What is required. Without changing a character, return the entries, but not the images they hold.
________
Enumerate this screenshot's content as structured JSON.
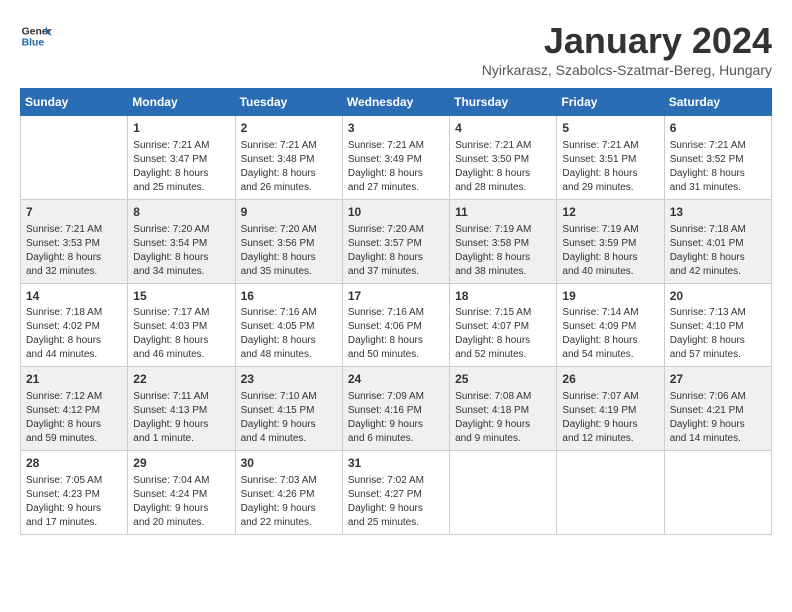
{
  "header": {
    "logo_line1": "General",
    "logo_line2": "Blue",
    "month": "January 2024",
    "location": "Nyirkarasz, Szabolcs-Szatmar-Bereg, Hungary"
  },
  "columns": [
    "Sunday",
    "Monday",
    "Tuesday",
    "Wednesday",
    "Thursday",
    "Friday",
    "Saturday"
  ],
  "weeks": [
    [
      {
        "day": "",
        "info": ""
      },
      {
        "day": "1",
        "info": "Sunrise: 7:21 AM\nSunset: 3:47 PM\nDaylight: 8 hours\nand 25 minutes."
      },
      {
        "day": "2",
        "info": "Sunrise: 7:21 AM\nSunset: 3:48 PM\nDaylight: 8 hours\nand 26 minutes."
      },
      {
        "day": "3",
        "info": "Sunrise: 7:21 AM\nSunset: 3:49 PM\nDaylight: 8 hours\nand 27 minutes."
      },
      {
        "day": "4",
        "info": "Sunrise: 7:21 AM\nSunset: 3:50 PM\nDaylight: 8 hours\nand 28 minutes."
      },
      {
        "day": "5",
        "info": "Sunrise: 7:21 AM\nSunset: 3:51 PM\nDaylight: 8 hours\nand 29 minutes."
      },
      {
        "day": "6",
        "info": "Sunrise: 7:21 AM\nSunset: 3:52 PM\nDaylight: 8 hours\nand 31 minutes."
      }
    ],
    [
      {
        "day": "7",
        "info": "Sunrise: 7:21 AM\nSunset: 3:53 PM\nDaylight: 8 hours\nand 32 minutes."
      },
      {
        "day": "8",
        "info": "Sunrise: 7:20 AM\nSunset: 3:54 PM\nDaylight: 8 hours\nand 34 minutes."
      },
      {
        "day": "9",
        "info": "Sunrise: 7:20 AM\nSunset: 3:56 PM\nDaylight: 8 hours\nand 35 minutes."
      },
      {
        "day": "10",
        "info": "Sunrise: 7:20 AM\nSunset: 3:57 PM\nDaylight: 8 hours\nand 37 minutes."
      },
      {
        "day": "11",
        "info": "Sunrise: 7:19 AM\nSunset: 3:58 PM\nDaylight: 8 hours\nand 38 minutes."
      },
      {
        "day": "12",
        "info": "Sunrise: 7:19 AM\nSunset: 3:59 PM\nDaylight: 8 hours\nand 40 minutes."
      },
      {
        "day": "13",
        "info": "Sunrise: 7:18 AM\nSunset: 4:01 PM\nDaylight: 8 hours\nand 42 minutes."
      }
    ],
    [
      {
        "day": "14",
        "info": "Sunrise: 7:18 AM\nSunset: 4:02 PM\nDaylight: 8 hours\nand 44 minutes."
      },
      {
        "day": "15",
        "info": "Sunrise: 7:17 AM\nSunset: 4:03 PM\nDaylight: 8 hours\nand 46 minutes."
      },
      {
        "day": "16",
        "info": "Sunrise: 7:16 AM\nSunset: 4:05 PM\nDaylight: 8 hours\nand 48 minutes."
      },
      {
        "day": "17",
        "info": "Sunrise: 7:16 AM\nSunset: 4:06 PM\nDaylight: 8 hours\nand 50 minutes."
      },
      {
        "day": "18",
        "info": "Sunrise: 7:15 AM\nSunset: 4:07 PM\nDaylight: 8 hours\nand 52 minutes."
      },
      {
        "day": "19",
        "info": "Sunrise: 7:14 AM\nSunset: 4:09 PM\nDaylight: 8 hours\nand 54 minutes."
      },
      {
        "day": "20",
        "info": "Sunrise: 7:13 AM\nSunset: 4:10 PM\nDaylight: 8 hours\nand 57 minutes."
      }
    ],
    [
      {
        "day": "21",
        "info": "Sunrise: 7:12 AM\nSunset: 4:12 PM\nDaylight: 8 hours\nand 59 minutes."
      },
      {
        "day": "22",
        "info": "Sunrise: 7:11 AM\nSunset: 4:13 PM\nDaylight: 9 hours\nand 1 minute."
      },
      {
        "day": "23",
        "info": "Sunrise: 7:10 AM\nSunset: 4:15 PM\nDaylight: 9 hours\nand 4 minutes."
      },
      {
        "day": "24",
        "info": "Sunrise: 7:09 AM\nSunset: 4:16 PM\nDaylight: 9 hours\nand 6 minutes."
      },
      {
        "day": "25",
        "info": "Sunrise: 7:08 AM\nSunset: 4:18 PM\nDaylight: 9 hours\nand 9 minutes."
      },
      {
        "day": "26",
        "info": "Sunrise: 7:07 AM\nSunset: 4:19 PM\nDaylight: 9 hours\nand 12 minutes."
      },
      {
        "day": "27",
        "info": "Sunrise: 7:06 AM\nSunset: 4:21 PM\nDaylight: 9 hours\nand 14 minutes."
      }
    ],
    [
      {
        "day": "28",
        "info": "Sunrise: 7:05 AM\nSunset: 4:23 PM\nDaylight: 9 hours\nand 17 minutes."
      },
      {
        "day": "29",
        "info": "Sunrise: 7:04 AM\nSunset: 4:24 PM\nDaylight: 9 hours\nand 20 minutes."
      },
      {
        "day": "30",
        "info": "Sunrise: 7:03 AM\nSunset: 4:26 PM\nDaylight: 9 hours\nand 22 minutes."
      },
      {
        "day": "31",
        "info": "Sunrise: 7:02 AM\nSunset: 4:27 PM\nDaylight: 9 hours\nand 25 minutes."
      },
      {
        "day": "",
        "info": ""
      },
      {
        "day": "",
        "info": ""
      },
      {
        "day": "",
        "info": ""
      }
    ]
  ]
}
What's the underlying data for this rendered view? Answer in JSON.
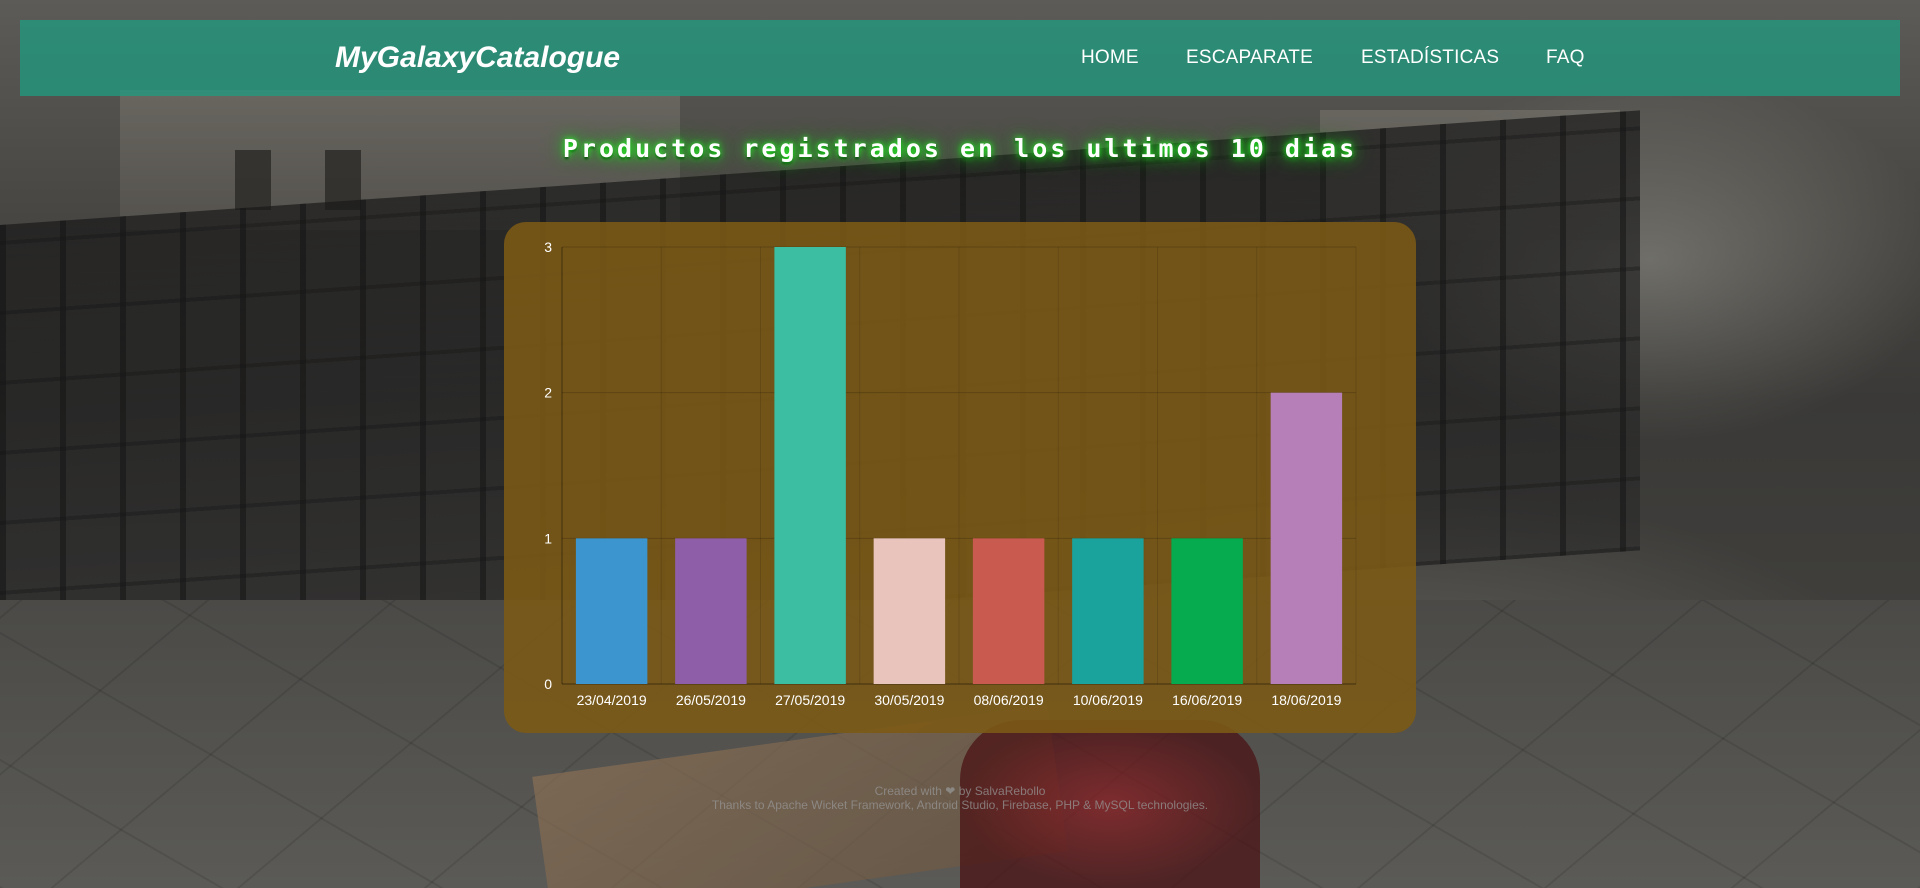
{
  "navbar": {
    "brand": "MyGalaxyCatalogue",
    "links": [
      {
        "label": "HOME"
      },
      {
        "label": "ESCAPARATE"
      },
      {
        "label": "ESTADÍSTICAS"
      },
      {
        "label": "FAQ"
      }
    ],
    "background_color": "#1ca082"
  },
  "page": {
    "title": "Productos registrados en los ultimos 10 dias"
  },
  "chart_data": {
    "type": "bar",
    "categories": [
      "23/04/2019",
      "26/05/2019",
      "27/05/2019",
      "30/05/2019",
      "08/06/2019",
      "10/06/2019",
      "16/06/2019",
      "18/06/2019"
    ],
    "values": [
      1,
      1,
      3,
      1,
      1,
      1,
      1,
      2
    ],
    "colors": [
      "#3d95d0",
      "#8e5ea8",
      "#3bbea2",
      "#e8c4bd",
      "#c95a50",
      "#19a39c",
      "#05ab4e",
      "#b67fb8"
    ],
    "ylim": [
      0,
      3
    ],
    "yticks": [
      "0",
      "1",
      "2",
      "3"
    ],
    "title": "",
    "xlabel": "",
    "ylabel": "",
    "grid": true,
    "legend": "none",
    "panel_color": "#7c5a16"
  },
  "footer": {
    "created_prefix": "Created with",
    "heart_icon": "heart-icon",
    "created_suffix": "by SalvaRebollo",
    "thanks": "Thanks to Apache Wicket Framework, Android Studio, Firebase, PHP & MySQL technologies."
  }
}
________
Completed exercise.
Enumerate this screenshot's content as structured JSON.
{
  "header": {
    "logo_line1": "General",
    "logo_line2": "Blue",
    "month": "January 2024",
    "location": "Nyirkarasz, Szabolcs-Szatmar-Bereg, Hungary"
  },
  "columns": [
    "Sunday",
    "Monday",
    "Tuesday",
    "Wednesday",
    "Thursday",
    "Friday",
    "Saturday"
  ],
  "weeks": [
    [
      {
        "day": "",
        "info": ""
      },
      {
        "day": "1",
        "info": "Sunrise: 7:21 AM\nSunset: 3:47 PM\nDaylight: 8 hours\nand 25 minutes."
      },
      {
        "day": "2",
        "info": "Sunrise: 7:21 AM\nSunset: 3:48 PM\nDaylight: 8 hours\nand 26 minutes."
      },
      {
        "day": "3",
        "info": "Sunrise: 7:21 AM\nSunset: 3:49 PM\nDaylight: 8 hours\nand 27 minutes."
      },
      {
        "day": "4",
        "info": "Sunrise: 7:21 AM\nSunset: 3:50 PM\nDaylight: 8 hours\nand 28 minutes."
      },
      {
        "day": "5",
        "info": "Sunrise: 7:21 AM\nSunset: 3:51 PM\nDaylight: 8 hours\nand 29 minutes."
      },
      {
        "day": "6",
        "info": "Sunrise: 7:21 AM\nSunset: 3:52 PM\nDaylight: 8 hours\nand 31 minutes."
      }
    ],
    [
      {
        "day": "7",
        "info": "Sunrise: 7:21 AM\nSunset: 3:53 PM\nDaylight: 8 hours\nand 32 minutes."
      },
      {
        "day": "8",
        "info": "Sunrise: 7:20 AM\nSunset: 3:54 PM\nDaylight: 8 hours\nand 34 minutes."
      },
      {
        "day": "9",
        "info": "Sunrise: 7:20 AM\nSunset: 3:56 PM\nDaylight: 8 hours\nand 35 minutes."
      },
      {
        "day": "10",
        "info": "Sunrise: 7:20 AM\nSunset: 3:57 PM\nDaylight: 8 hours\nand 37 minutes."
      },
      {
        "day": "11",
        "info": "Sunrise: 7:19 AM\nSunset: 3:58 PM\nDaylight: 8 hours\nand 38 minutes."
      },
      {
        "day": "12",
        "info": "Sunrise: 7:19 AM\nSunset: 3:59 PM\nDaylight: 8 hours\nand 40 minutes."
      },
      {
        "day": "13",
        "info": "Sunrise: 7:18 AM\nSunset: 4:01 PM\nDaylight: 8 hours\nand 42 minutes."
      }
    ],
    [
      {
        "day": "14",
        "info": "Sunrise: 7:18 AM\nSunset: 4:02 PM\nDaylight: 8 hours\nand 44 minutes."
      },
      {
        "day": "15",
        "info": "Sunrise: 7:17 AM\nSunset: 4:03 PM\nDaylight: 8 hours\nand 46 minutes."
      },
      {
        "day": "16",
        "info": "Sunrise: 7:16 AM\nSunset: 4:05 PM\nDaylight: 8 hours\nand 48 minutes."
      },
      {
        "day": "17",
        "info": "Sunrise: 7:16 AM\nSunset: 4:06 PM\nDaylight: 8 hours\nand 50 minutes."
      },
      {
        "day": "18",
        "info": "Sunrise: 7:15 AM\nSunset: 4:07 PM\nDaylight: 8 hours\nand 52 minutes."
      },
      {
        "day": "19",
        "info": "Sunrise: 7:14 AM\nSunset: 4:09 PM\nDaylight: 8 hours\nand 54 minutes."
      },
      {
        "day": "20",
        "info": "Sunrise: 7:13 AM\nSunset: 4:10 PM\nDaylight: 8 hours\nand 57 minutes."
      }
    ],
    [
      {
        "day": "21",
        "info": "Sunrise: 7:12 AM\nSunset: 4:12 PM\nDaylight: 8 hours\nand 59 minutes."
      },
      {
        "day": "22",
        "info": "Sunrise: 7:11 AM\nSunset: 4:13 PM\nDaylight: 9 hours\nand 1 minute."
      },
      {
        "day": "23",
        "info": "Sunrise: 7:10 AM\nSunset: 4:15 PM\nDaylight: 9 hours\nand 4 minutes."
      },
      {
        "day": "24",
        "info": "Sunrise: 7:09 AM\nSunset: 4:16 PM\nDaylight: 9 hours\nand 6 minutes."
      },
      {
        "day": "25",
        "info": "Sunrise: 7:08 AM\nSunset: 4:18 PM\nDaylight: 9 hours\nand 9 minutes."
      },
      {
        "day": "26",
        "info": "Sunrise: 7:07 AM\nSunset: 4:19 PM\nDaylight: 9 hours\nand 12 minutes."
      },
      {
        "day": "27",
        "info": "Sunrise: 7:06 AM\nSunset: 4:21 PM\nDaylight: 9 hours\nand 14 minutes."
      }
    ],
    [
      {
        "day": "28",
        "info": "Sunrise: 7:05 AM\nSunset: 4:23 PM\nDaylight: 9 hours\nand 17 minutes."
      },
      {
        "day": "29",
        "info": "Sunrise: 7:04 AM\nSunset: 4:24 PM\nDaylight: 9 hours\nand 20 minutes."
      },
      {
        "day": "30",
        "info": "Sunrise: 7:03 AM\nSunset: 4:26 PM\nDaylight: 9 hours\nand 22 minutes."
      },
      {
        "day": "31",
        "info": "Sunrise: 7:02 AM\nSunset: 4:27 PM\nDaylight: 9 hours\nand 25 minutes."
      },
      {
        "day": "",
        "info": ""
      },
      {
        "day": "",
        "info": ""
      },
      {
        "day": "",
        "info": ""
      }
    ]
  ]
}
What's the underlying data for this rendered view? Answer in JSON.
{
  "navbar": {
    "brand": "MyGalaxyCatalogue",
    "links": [
      {
        "label": "HOME"
      },
      {
        "label": "ESCAPARATE"
      },
      {
        "label": "ESTADÍSTICAS"
      },
      {
        "label": "FAQ"
      }
    ],
    "background_color": "#1ca082"
  },
  "page": {
    "title": "Productos registrados en los ultimos 10 dias"
  },
  "chart_data": {
    "type": "bar",
    "categories": [
      "23/04/2019",
      "26/05/2019",
      "27/05/2019",
      "30/05/2019",
      "08/06/2019",
      "10/06/2019",
      "16/06/2019",
      "18/06/2019"
    ],
    "values": [
      1,
      1,
      3,
      1,
      1,
      1,
      1,
      2
    ],
    "colors": [
      "#3d95d0",
      "#8e5ea8",
      "#3bbea2",
      "#e8c4bd",
      "#c95a50",
      "#19a39c",
      "#05ab4e",
      "#b67fb8"
    ],
    "ylim": [
      0,
      3
    ],
    "yticks": [
      "0",
      "1",
      "2",
      "3"
    ],
    "title": "",
    "xlabel": "",
    "ylabel": "",
    "grid": true,
    "legend": "none",
    "panel_color": "#7c5a16"
  },
  "footer": {
    "created_prefix": "Created with",
    "heart_icon": "heart-icon",
    "created_suffix": "by SalvaRebollo",
    "thanks": "Thanks to Apache Wicket Framework, Android Studio, Firebase, PHP & MySQL technologies."
  }
}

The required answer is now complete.